For each line of the data below that holds "Dogern", copy the line.

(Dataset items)
-------------------------
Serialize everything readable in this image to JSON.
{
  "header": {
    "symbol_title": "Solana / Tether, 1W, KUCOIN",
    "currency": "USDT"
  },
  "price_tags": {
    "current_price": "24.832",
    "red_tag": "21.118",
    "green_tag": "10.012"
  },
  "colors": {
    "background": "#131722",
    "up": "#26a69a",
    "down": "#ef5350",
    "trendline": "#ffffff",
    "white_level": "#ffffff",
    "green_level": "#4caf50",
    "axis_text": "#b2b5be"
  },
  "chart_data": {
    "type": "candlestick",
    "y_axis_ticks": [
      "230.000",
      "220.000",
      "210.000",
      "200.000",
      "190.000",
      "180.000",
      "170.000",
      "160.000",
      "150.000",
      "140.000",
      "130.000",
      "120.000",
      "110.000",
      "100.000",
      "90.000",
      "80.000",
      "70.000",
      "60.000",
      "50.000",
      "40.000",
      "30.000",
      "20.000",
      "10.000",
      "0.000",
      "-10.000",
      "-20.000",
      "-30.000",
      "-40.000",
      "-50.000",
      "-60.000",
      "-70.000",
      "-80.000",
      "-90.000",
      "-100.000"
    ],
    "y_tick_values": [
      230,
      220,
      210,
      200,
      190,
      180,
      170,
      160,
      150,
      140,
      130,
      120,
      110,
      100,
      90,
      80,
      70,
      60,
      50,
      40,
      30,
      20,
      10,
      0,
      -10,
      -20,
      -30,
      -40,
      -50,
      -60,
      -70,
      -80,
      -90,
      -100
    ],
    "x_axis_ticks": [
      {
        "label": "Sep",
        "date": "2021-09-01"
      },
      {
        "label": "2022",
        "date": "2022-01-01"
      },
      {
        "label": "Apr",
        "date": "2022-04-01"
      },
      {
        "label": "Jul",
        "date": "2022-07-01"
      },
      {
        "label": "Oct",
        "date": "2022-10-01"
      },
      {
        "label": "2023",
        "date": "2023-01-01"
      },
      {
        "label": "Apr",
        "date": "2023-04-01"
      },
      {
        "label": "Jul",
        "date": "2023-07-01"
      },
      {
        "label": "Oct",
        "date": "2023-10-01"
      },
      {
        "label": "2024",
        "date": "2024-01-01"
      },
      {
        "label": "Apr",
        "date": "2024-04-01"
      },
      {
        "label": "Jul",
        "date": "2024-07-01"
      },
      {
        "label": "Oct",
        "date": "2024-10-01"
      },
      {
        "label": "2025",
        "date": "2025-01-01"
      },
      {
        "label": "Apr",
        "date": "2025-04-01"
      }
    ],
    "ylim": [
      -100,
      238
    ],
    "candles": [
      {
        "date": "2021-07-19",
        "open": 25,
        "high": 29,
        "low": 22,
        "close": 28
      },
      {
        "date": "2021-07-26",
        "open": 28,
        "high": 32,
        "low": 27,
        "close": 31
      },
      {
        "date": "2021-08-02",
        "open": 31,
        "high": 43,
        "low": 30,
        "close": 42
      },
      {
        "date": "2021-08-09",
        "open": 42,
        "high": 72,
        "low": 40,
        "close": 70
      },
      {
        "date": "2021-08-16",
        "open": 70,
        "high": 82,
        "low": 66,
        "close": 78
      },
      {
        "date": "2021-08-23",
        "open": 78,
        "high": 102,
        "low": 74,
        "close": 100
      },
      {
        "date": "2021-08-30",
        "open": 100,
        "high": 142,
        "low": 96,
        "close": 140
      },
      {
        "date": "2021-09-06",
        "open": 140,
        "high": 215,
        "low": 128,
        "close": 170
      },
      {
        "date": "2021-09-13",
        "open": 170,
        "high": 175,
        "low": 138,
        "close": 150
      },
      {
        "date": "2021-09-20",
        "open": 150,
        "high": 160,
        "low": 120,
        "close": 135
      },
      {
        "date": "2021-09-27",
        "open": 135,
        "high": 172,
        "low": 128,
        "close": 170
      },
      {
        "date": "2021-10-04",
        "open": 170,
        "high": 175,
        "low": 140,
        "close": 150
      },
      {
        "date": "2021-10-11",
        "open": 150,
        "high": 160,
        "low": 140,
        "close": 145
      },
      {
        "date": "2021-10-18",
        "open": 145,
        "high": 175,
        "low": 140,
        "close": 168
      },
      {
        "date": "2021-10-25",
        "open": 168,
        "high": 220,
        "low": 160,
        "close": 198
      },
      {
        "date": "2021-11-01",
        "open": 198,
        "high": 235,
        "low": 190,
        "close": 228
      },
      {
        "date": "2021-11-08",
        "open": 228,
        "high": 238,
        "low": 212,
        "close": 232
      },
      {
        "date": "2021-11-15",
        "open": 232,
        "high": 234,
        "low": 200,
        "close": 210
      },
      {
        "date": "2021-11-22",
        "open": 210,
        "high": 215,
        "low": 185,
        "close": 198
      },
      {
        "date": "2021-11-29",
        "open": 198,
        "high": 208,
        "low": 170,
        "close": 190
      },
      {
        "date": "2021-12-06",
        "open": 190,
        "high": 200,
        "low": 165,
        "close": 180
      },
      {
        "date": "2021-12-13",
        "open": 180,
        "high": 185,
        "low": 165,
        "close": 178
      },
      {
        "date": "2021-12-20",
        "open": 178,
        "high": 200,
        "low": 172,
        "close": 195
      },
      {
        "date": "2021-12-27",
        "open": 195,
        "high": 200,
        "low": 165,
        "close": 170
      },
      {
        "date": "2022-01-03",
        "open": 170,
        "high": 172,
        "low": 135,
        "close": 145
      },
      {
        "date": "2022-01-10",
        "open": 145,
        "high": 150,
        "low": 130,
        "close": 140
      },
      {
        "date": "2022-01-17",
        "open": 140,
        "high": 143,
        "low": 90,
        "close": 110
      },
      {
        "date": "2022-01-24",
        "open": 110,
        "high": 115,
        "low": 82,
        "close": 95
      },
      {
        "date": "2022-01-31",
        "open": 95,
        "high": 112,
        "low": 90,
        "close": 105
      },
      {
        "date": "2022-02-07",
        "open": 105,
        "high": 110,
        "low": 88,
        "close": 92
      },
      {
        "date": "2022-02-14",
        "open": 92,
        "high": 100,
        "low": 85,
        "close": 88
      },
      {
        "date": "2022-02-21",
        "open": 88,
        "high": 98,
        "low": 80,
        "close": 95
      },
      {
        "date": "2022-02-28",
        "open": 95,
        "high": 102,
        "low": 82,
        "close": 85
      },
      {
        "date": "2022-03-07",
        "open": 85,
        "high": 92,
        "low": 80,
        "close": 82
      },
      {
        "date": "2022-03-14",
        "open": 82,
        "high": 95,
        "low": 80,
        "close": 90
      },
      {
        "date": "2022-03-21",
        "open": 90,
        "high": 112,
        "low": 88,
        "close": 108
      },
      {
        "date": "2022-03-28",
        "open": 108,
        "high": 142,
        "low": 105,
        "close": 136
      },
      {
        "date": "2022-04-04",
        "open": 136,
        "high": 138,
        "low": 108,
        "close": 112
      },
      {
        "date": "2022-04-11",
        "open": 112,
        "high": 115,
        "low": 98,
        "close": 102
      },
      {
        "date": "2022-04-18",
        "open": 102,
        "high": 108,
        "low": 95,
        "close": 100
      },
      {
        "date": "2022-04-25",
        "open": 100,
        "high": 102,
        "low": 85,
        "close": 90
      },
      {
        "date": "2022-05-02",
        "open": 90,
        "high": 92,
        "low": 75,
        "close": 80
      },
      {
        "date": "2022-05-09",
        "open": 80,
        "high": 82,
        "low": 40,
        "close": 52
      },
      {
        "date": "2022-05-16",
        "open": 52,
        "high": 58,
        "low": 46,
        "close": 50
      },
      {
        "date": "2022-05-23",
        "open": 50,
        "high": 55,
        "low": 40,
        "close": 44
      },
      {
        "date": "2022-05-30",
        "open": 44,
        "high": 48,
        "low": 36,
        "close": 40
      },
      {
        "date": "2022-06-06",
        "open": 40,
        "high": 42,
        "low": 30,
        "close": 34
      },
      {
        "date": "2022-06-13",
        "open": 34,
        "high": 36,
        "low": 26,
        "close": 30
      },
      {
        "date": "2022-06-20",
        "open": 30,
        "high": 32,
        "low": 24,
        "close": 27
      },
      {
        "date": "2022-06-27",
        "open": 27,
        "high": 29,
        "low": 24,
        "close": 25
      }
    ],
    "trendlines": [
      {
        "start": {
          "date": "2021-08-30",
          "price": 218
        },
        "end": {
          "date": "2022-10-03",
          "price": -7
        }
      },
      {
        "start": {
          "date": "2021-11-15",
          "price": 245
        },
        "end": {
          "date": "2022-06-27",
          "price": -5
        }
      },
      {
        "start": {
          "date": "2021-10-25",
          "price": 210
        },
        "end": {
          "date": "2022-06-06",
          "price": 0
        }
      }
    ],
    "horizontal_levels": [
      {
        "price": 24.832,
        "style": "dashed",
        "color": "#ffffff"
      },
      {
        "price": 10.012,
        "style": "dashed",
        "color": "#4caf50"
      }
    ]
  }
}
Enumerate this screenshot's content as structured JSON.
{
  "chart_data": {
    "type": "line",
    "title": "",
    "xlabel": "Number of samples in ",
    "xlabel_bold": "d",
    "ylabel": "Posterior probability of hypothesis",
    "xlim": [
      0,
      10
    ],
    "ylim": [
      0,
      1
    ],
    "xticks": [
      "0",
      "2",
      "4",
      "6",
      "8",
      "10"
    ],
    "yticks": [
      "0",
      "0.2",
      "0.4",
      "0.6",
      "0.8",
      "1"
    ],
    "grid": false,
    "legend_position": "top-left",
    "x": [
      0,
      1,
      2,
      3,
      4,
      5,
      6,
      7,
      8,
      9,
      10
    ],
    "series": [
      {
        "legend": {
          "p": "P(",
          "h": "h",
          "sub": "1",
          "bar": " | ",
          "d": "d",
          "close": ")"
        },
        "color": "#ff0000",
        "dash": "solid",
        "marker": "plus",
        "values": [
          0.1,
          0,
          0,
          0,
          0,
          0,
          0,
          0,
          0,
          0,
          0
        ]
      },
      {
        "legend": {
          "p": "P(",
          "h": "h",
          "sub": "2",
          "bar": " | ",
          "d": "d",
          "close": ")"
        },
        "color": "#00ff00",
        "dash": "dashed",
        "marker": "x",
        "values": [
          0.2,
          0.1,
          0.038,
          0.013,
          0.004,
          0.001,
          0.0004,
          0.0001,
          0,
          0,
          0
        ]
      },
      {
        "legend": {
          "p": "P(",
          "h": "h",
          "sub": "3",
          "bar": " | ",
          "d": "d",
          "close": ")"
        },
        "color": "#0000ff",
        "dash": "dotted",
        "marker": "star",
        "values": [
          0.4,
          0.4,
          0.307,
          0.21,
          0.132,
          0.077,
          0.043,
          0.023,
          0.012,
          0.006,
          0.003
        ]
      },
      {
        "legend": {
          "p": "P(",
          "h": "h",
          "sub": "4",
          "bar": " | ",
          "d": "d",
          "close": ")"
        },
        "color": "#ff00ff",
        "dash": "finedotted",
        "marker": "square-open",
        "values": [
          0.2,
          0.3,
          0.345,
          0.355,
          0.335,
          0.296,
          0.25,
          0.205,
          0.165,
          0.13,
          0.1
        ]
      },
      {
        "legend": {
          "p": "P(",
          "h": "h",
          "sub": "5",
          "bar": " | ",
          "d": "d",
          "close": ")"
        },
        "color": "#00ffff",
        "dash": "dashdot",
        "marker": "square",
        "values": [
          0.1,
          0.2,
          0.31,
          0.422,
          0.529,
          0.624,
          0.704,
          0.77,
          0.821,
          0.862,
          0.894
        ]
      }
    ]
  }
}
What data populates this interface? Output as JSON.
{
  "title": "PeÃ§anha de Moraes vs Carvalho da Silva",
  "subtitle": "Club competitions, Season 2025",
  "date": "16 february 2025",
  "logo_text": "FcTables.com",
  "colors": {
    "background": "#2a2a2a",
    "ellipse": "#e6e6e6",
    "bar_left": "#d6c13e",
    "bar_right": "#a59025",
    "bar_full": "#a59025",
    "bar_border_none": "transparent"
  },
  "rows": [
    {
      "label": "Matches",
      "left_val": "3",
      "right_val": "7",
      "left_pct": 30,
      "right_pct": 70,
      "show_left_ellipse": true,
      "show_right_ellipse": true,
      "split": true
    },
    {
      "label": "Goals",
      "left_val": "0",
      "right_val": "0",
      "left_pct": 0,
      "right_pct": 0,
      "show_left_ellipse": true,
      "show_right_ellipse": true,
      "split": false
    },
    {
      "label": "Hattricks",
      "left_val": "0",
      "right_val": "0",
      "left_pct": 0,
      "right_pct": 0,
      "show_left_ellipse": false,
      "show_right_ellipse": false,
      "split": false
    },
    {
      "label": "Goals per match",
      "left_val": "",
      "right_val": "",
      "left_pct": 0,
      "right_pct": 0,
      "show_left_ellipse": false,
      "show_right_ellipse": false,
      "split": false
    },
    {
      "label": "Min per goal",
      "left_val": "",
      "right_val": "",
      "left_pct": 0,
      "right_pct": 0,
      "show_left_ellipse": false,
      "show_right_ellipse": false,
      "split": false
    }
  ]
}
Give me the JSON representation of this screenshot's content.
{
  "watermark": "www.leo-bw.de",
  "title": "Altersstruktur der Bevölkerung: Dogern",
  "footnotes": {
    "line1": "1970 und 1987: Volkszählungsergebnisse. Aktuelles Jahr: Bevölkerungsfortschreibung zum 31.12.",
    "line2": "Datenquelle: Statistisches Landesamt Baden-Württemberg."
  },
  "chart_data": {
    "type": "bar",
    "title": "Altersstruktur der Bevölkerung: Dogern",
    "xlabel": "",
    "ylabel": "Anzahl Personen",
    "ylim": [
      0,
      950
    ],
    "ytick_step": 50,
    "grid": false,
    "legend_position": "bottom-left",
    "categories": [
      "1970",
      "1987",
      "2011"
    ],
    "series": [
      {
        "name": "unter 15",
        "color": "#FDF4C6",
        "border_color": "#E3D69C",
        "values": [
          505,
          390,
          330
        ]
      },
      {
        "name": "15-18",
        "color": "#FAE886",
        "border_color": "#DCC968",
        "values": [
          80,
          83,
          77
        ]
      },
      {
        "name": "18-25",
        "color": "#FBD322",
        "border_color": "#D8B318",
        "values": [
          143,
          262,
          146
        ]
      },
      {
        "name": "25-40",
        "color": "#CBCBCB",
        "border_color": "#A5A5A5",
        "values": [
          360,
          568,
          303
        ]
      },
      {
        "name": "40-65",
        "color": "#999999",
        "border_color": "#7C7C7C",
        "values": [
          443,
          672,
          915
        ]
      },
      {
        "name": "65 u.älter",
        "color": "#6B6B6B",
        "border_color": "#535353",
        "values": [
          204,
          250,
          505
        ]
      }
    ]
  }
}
-------------------------
- _Correct answer_
  "title": "Altersstruktur der Bevölkerung: Dogern",
    "title": "Altersstruktur der Bevölkerung: Dogern",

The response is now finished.